• [Stated exercise]
From the records below, copy every line that contains the word "Газетный".

• [Data in this exercise]

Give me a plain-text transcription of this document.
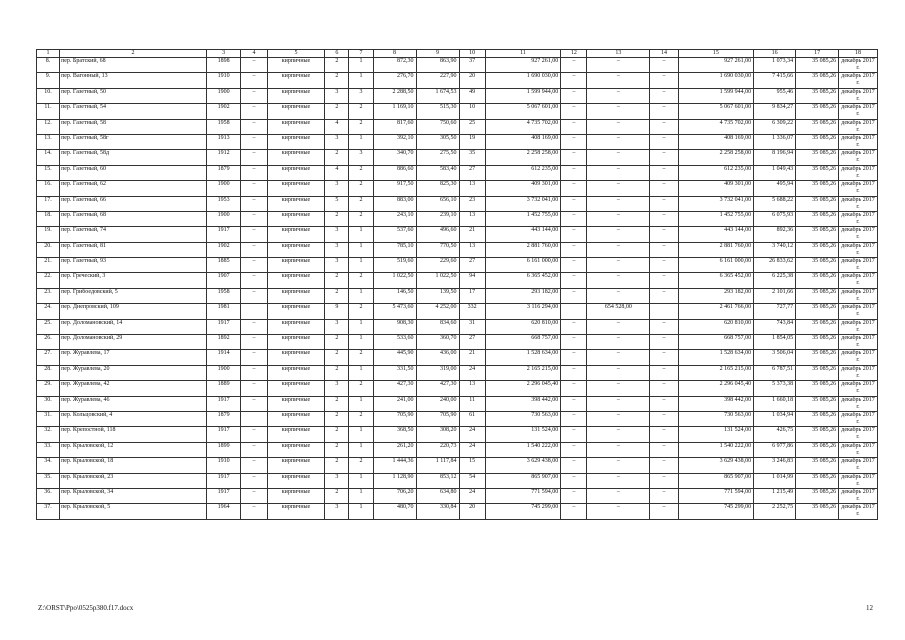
1	2	3	4	5	6	7	8	9	10	11	12	13	14	15	16	17	18
8.	пер. Братский, 68	1898	–	кирпичные	2	1	872,30	863,90	37	927 261,00	–	–	–	927 261,00	1 073,34	35 085,26	декабрь 2017 г.
9.	пер. Вагонный, 13	1910	–	кирпичные	2	1	276,70	227,90	20	1 690 030,00	–	–	–	1 690 030,00	7 415,66	35 085,26	декабрь 2017 г.
10.	пер. Газетный, 50	1900	–	кирпичные	3	3	2 288,50	1 674,53	49	1 599 944,00	–	–	–	1 599 944,00	955,46	35 085,26	декабрь 2017 г.
11.	пер. Газетный, 54	1902	–	кирпичные	2	2	1 169,10	515,30	10	5 067 601,00	–	–	–	5 067 601,00	9 834,27	35 085,26	декабрь 2017 г.
12.	пер. Газетный, 58	1958	–	кирпичные	4	2	817,60	750,60	25	4 735 702,00	–	–	–	4 735 702,00	6 309,22	35 085,26	декабрь 2017 г.
13.	пер. Газетный, 58г	1913	–	кирпичные	3	1	392,10	305,50	19	408 169,00	–	–	–	408 169,00	1 336,07	35 085,26	декабрь 2017 г.
14.	пер. Газетный, 58д	1912	–	кирпичные	2	3	340,70	275,50	35	2 258 258,00	–	–	–	2 258 258,00	8 196,94	35 085,26	декабрь 2017 г.
15.	пер. Газетный, 60	1879	–	кирпичные	4	2	886,60	583,40	27	612 235,00	–	–	–	612 235,00	1 049,43	35 085,26	декабрь 2017 г.
16.	пер. Газетный, 62	1900	–	кирпичные	3	2	917,50	825,30	13	409 301,00	–	–	–	409 301,00	495,94	35 085,26	декабрь 2017 г.
17.	пер. Газетный, 66	1953	–	кирпичные	5	2	883,00	656,10	23	3 732 041,00	–	–	–	3 732 041,00	5 688,22	35 085,26	декабрь 2017 г.
18.	пер. Газетный, 68	1900	–	кирпичные	2	2	243,10	239,10	13	1 452 755,00	–	–	–	1 452 755,00	6 075,93	35 085,26	декабрь 2017 г.
19.	пер. Газетный, 74	1917	–	кирпичные	3	1	537,60	496,60	21	443 144,00	–	–	–	443 144,00	892,36	35 085,26	декабрь 2017 г.
20.	пер. Газетный, 81	1902	–	кирпичные	3	1	785,10	770,50	13	2 881 760,00	–	–	–	2 881 760,00	3 740,12	35 085,26	декабрь 2017 г.
21.	пер. Газетный, 93	1885	–	кирпичные	3	1	519,60	229,60	27	6 161 000,00	–	–	–	6 161 000,00	26 833,62	35 085,26	декабрь 2017 г.
22.	пер. Греческий, 3	1907	–	кирпичные	2	2	1 022,50	1 022,50	94	6 365 452,00	–	–	–	6 365 452,00	6 225,38	35 085,26	декабрь 2017 г.
23.	пер. Грибоедовский, 5	1958	–	кирпичные	2	1	146,50	139,50	17	293 182,00	–	–	–	293 182,00	2 101,66	35 085,26	декабрь 2017 г.
24.	пер. Днепровский, 109	1981		кирпичные	9	2	5 473,60	4 252,00	332	3 116 294,00		654 528,00		2 461 766,00	727,77	35 085,26	декабрь 2017 г.
25.	пер. Доломановский, 14	1917	–	кирпичные	3	1	908,30	834,60	31	620 810,00	–	–	–	620 810,00	743,84	35 085,26	декабрь 2017 г.
26.	пер. Доломановский, 29	1892	–	кирпичные	2	1	533,60	360,70	27	668 757,00	–	–	–	668 757,00	1 854,05	35 085,26	декабрь 2017 г.
27.	пер. Журавлева, 17	1914	–	кирпичные	2	2	445,90	436,00	21	1 528 634,00	–	–	–	1 528 634,00	3 506,04	35 085,26	декабрь 2017 г.
28.	пер. Журавлева, 20	1900	–	кирпичные	2	1	331,50	319,00	24	2 165 215,00	–	–	–	2 165 215,00	6 787,51	35 085,26	декабрь 2017 г.
29.	пер. Журавлева, 42	1889	–	кирпичные	3	2	427,30	427,30	13	2 296 045,40	–	–	–	2 296 045,40	5 373,38	35 085,26	декабрь 2017 г.
30.	пер. Журавлева, 46	1917	–	кирпичные	2	1	241,00	240,00	11	398 442,00	–	–	–	398 442,00	1 660,18	35 085,26	декабрь 2017 г.
31.	пер. Кольцовский, 4	1879		кирпичные	2	2	705,90	705,90	61	730 563,00	–	–	–	730 563,00	1 034,94	35 085,26	декабрь 2017 г.
32.	пер. Крепостной, 118	1917	–	кирпичные	2	1	368,50	308,20	24	131 524,00	–	–	–	131 524,00	426,75	35 085,26	декабрь 2017 г.
33.	пер. Крыловской, 12	1899	–	кирпичные	2	1	261,20	220,73	24	1 540 222,00	–	–	–	1 540 222,00	6 977,86	35 085,26	декабрь 2017 г.
34.	пер. Крыловской, 18	1910	–	кирпичные	2	2	1 444,36	1 117,84	15	3 629 438,00	–	–	–	3 629 438,00	3 246,83	35 085,26	декабрь 2017 г.
35.	пер. Крыловской, 23	1917	–	кирпичные	3	1	1 128,90	853,12	54	865 907,00	–	–	–	865 907,00	1 014,99	35 085,26	декабрь 2017 г.
36.	пер. Крыловской, 34	1917	–	кирпичные	2	1	706,20	634,80	24	771 594,00	–	–	–	771 594,00	1 215,49	35 085,26	декабрь 2017 г.
37.	пер. Крыловской, 5	1964	–	кирпичные	3	1	480,70	330,84	20	745 299,00	–	–	–	745 299,00	2 252,75	35 085,26	декабрь 2017 г.
Z:\ORST\Ppo\0525p380.f17.docx	12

• [Solution]
10.	пер. Газетный, 50	1900	–	кирпичные	3	3	2 288,50	1 674,53	49	1 599 944,00	–	–	–	1 599 944,00	955,46	35 085,26	декабрь 2017 г.
11.	пер. Газетный, 54	1902	–	кирпичные	2	2	1 169,10	515,30	10	5 067 601,00	–	–	–	5 067 601,00	9 834,27	35 085,26	декабрь 2017 г.
12.	пер. Газетный, 58	1958	–	кирпичные	4	2	817,60	750,60	25	4 735 702,00	–	–	–	4 735 702,00	6 309,22	35 085,26	декабрь 2017 г.
13.	пер. Газетный, 58г	1913	–	кирпичные	3	1	392,10	305,50	19	408 169,00	–	–	–	408 169,00	1 336,07	35 085,26	декабрь 2017 г.
14.	пер. Газетный, 58д	1912	–	кирпичные	2	3	340,70	275,50	35	2 258 258,00	–	–	–	2 258 258,00	8 196,94	35 085,26	декабрь 2017 г.
15.	пер. Газетный, 60	1879	–	кирпичные	4	2	886,60	583,40	27	612 235,00	–	–	–	612 235,00	1 049,43	35 085,26	декабрь 2017 г.
16.	пер. Газетный, 62	1900	–	кирпичные	3	2	917,50	825,30	13	409 301,00	–	–	–	409 301,00	495,94	35 085,26	декабрь 2017 г.
17.	пер. Газетный, 66	1953	–	кирпичные	5	2	883,00	656,10	23	3 732 041,00	–	–	–	3 732 041,00	5 688,22	35 085,26	декабрь 2017 г.
18.	пер. Газетный, 68	1900	–	кирпичные	2	2	243,10	239,10	13	1 452 755,00	–	–	–	1 452 755,00	6 075,93	35 085,26	декабрь 2017 г.
19.	пер. Газетный, 74	1917	–	кирпичные	3	1	537,60	496,60	21	443 144,00	–	–	–	443 144,00	892,36	35 085,26	декабрь 2017 г.
20.	пер. Газетный, 81	1902	–	кирпичные	3	1	785,10	770,50	13	2 881 760,00	–	–	–	2 881 760,00	3 740,12	35 085,26	декабрь 2017 г.
21.	пер. Газетный, 93	1885	–	кирпичные	3	1	519,60	229,60	27	6 161 000,00	–	–	–	6 161 000,00	26 833,62	35 085,26	декабрь 2017 г.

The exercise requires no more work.